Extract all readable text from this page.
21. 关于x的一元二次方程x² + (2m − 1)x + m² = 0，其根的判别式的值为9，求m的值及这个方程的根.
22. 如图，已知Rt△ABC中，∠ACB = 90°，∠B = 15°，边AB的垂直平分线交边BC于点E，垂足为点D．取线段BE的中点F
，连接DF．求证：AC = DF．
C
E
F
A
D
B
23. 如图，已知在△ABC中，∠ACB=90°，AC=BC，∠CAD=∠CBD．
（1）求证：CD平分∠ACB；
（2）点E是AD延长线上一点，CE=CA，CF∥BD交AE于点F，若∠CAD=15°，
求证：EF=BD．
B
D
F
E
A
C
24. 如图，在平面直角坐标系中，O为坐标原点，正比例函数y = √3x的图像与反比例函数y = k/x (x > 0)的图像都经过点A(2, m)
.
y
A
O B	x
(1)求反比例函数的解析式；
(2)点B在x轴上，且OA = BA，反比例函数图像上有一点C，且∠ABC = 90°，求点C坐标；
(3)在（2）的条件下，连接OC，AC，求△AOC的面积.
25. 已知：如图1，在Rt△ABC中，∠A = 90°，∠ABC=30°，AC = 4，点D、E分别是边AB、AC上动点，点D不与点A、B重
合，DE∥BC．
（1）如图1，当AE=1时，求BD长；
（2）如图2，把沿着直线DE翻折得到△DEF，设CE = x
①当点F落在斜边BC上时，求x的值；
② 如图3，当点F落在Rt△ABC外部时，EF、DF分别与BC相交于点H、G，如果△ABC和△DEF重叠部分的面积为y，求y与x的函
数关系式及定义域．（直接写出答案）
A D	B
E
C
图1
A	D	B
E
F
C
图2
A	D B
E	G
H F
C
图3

GOAL OF THE EXERCISE: Reply with nothing but the number of lines that contain the word "ABC中".

TASK RESULT: 3